▸ **Raw records**:

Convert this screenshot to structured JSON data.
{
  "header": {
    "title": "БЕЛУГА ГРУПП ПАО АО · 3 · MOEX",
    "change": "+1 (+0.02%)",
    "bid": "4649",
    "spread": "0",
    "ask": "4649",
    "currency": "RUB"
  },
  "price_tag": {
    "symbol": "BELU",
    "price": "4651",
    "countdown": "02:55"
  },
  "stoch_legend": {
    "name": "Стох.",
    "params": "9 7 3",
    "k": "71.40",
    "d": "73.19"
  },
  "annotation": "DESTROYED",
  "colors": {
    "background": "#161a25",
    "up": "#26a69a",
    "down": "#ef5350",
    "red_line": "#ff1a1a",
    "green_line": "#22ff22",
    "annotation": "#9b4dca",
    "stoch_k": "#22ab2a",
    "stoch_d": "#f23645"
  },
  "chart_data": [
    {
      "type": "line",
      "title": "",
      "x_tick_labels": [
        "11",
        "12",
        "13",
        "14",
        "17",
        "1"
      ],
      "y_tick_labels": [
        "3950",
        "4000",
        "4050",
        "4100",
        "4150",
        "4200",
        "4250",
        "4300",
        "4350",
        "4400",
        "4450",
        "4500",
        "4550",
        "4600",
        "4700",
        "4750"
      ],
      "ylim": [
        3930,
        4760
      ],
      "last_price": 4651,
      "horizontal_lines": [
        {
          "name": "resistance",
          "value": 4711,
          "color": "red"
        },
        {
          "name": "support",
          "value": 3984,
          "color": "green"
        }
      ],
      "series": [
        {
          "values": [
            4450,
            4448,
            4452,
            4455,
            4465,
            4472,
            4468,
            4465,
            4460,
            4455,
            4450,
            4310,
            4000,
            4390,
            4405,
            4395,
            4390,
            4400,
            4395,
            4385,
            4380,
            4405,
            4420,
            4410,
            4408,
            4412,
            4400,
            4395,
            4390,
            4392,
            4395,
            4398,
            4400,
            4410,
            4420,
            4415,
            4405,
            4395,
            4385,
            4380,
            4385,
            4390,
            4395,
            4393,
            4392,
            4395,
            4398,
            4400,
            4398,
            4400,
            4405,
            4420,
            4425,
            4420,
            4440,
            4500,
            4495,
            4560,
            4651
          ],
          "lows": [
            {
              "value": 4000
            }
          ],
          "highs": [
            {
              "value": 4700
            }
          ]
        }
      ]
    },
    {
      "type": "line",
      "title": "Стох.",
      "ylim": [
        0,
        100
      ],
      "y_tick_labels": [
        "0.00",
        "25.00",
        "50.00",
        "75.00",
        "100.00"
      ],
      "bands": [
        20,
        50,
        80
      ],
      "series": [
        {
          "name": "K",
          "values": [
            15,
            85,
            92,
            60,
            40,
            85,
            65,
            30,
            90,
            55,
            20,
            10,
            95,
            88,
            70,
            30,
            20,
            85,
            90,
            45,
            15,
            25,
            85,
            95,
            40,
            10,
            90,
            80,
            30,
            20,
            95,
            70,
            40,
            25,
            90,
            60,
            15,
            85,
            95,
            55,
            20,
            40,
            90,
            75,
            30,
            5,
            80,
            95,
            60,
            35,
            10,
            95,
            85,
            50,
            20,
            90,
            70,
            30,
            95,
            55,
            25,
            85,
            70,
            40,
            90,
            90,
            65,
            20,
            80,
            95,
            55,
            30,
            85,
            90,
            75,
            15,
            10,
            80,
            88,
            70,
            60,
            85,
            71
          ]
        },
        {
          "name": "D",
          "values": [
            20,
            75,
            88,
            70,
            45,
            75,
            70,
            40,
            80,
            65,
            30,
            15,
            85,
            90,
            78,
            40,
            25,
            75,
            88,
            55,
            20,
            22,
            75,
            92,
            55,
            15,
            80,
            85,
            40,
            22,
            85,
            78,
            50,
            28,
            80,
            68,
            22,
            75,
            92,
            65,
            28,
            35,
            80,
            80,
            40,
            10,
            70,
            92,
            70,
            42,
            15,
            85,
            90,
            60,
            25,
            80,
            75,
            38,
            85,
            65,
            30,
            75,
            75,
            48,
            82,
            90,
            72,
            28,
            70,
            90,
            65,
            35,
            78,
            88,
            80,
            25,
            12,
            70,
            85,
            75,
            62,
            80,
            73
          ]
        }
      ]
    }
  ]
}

▸ **WHAT YOU HAVE TO DO**: Reproduce all the records precisely.

▸ **EXERCISE RESPONSE**:
Convert this screenshot to structured JSON data.
{
  "header": {
    "title": "БЕЛУГА ГРУПП ПАО АО · 3 · MOEX",
    "change": "+1 (+0.02%)",
    "bid": "4649",
    "spread": "0",
    "ask": "4649",
    "currency": "RUB"
  },
  "price_tag": {
    "symbol": "BELU",
    "price": "4651",
    "countdown": "02:55"
  },
  "stoch_legend": {
    "name": "Стох.",
    "params": "9 7 3",
    "k": "71.40",
    "d": "73.19"
  },
  "annotation": "DESTROYED",
  "colors": {
    "background": "#161a25",
    "up": "#26a69a",
    "down": "#ef5350",
    "red_line": "#ff1a1a",
    "green_line": "#22ff22",
    "annotation": "#9b4dca",
    "stoch_k": "#22ab2a",
    "stoch_d": "#f23645"
  },
  "chart_data": [
    {
      "type": "line",
      "title": "",
      "x_tick_labels": [
        "11",
        "12",
        "13",
        "14",
        "17",
        "1"
      ],
      "y_tick_labels": [
        "3950",
        "4000",
        "4050",
        "4100",
        "4150",
        "4200",
        "4250",
        "4300",
        "4350",
        "4400",
        "4450",
        "4500",
        "4550",
        "4600",
        "4700",
        "4750"
      ],
      "ylim": [
        3930,
        4760
      ],
      "last_price": 4651,
      "horizontal_lines": [
        {
          "name": "resistance",
          "value": 4711,
          "color": "red"
        },
        {
          "name": "support",
          "value": 3984,
          "color": "green"
        }
      ],
      "series": [
        {
          "values": [
            4450,
            4448,
            4452,
            4455,
            4465,
            4472,
            4468,
            4465,
            4460,
            4455,
            4450,
            4310,
            4000,
            4390,
            4405,
            4395,
            4390,
            4400,
            4395,
            4385,
            4380,
            4405,
            4420,
            4410,
            4408,
            4412,
            4400,
            4395,
            4390,
            4392,
            4395,
            4398,
            4400,
            4410,
            4420,
            4415,
            4405,
            4395,
            4385,
            4380,
            4385,
            4390,
            4395,
            4393,
            4392,
            4395,
            4398,
            4400,
            4398,
            4400,
            4405,
            4420,
            4425,
            4420,
            4440,
            4500,
            4495,
            4560,
            4651
          ],
          "lows": [
            {
              "value": 4000
            }
          ],
          "highs": [
            {
              "value": 4700
            }
          ]
        }
      ]
    },
    {
      "type": "line",
      "title": "Стох.",
      "ylim": [
        0,
        100
      ],
      "y_tick_labels": [
        "0.00",
        "25.00",
        "50.00",
        "75.00",
        "100.00"
      ],
      "bands": [
        20,
        50,
        80
      ],
      "series": [
        {
          "name": "K",
          "values": [
            15,
            85,
            92,
            60,
            40,
            85,
            65,
            30,
            90,
            55,
            20,
            10,
            95,
            88,
            70,
            30,
            20,
            85,
            90,
            45,
            15,
            25,
            85,
            95,
            40,
            10,
            90,
            80,
            30,
            20,
            95,
            70,
            40,
            25,
            90,
            60,
            15,
            85,
            95,
            55,
            20,
            40,
            90,
            75,
            30,
            5,
            80,
            95,
            60,
            35,
            10,
            95,
            85,
            50,
            20,
            90,
            70,
            30,
            95,
            55,
            25,
            85,
            70,
            40,
            90,
            90,
            65,
            20,
            80,
            95,
            55,
            30,
            85,
            90,
            75,
            15,
            10,
            80,
            88,
            70,
            60,
            85,
            71
          ]
        },
        {
          "name": "D",
          "values": [
            20,
            75,
            88,
            70,
            45,
            75,
            70,
            40,
            80,
            65,
            30,
            15,
            85,
            90,
            78,
            40,
            25,
            75,
            88,
            55,
            20,
            22,
            75,
            92,
            55,
            15,
            80,
            85,
            40,
            22,
            85,
            78,
            50,
            28,
            80,
            68,
            22,
            75,
            92,
            65,
            28,
            35,
            80,
            80,
            40,
            10,
            70,
            92,
            70,
            42,
            15,
            85,
            90,
            60,
            25,
            80,
            75,
            38,
            85,
            65,
            30,
            75,
            75,
            48,
            82,
            90,
            72,
            28,
            70,
            90,
            65,
            35,
            78,
            88,
            80,
            25,
            12,
            70,
            85,
            75,
            62,
            80,
            73
          ]
        }
      ]
    }
  ]
}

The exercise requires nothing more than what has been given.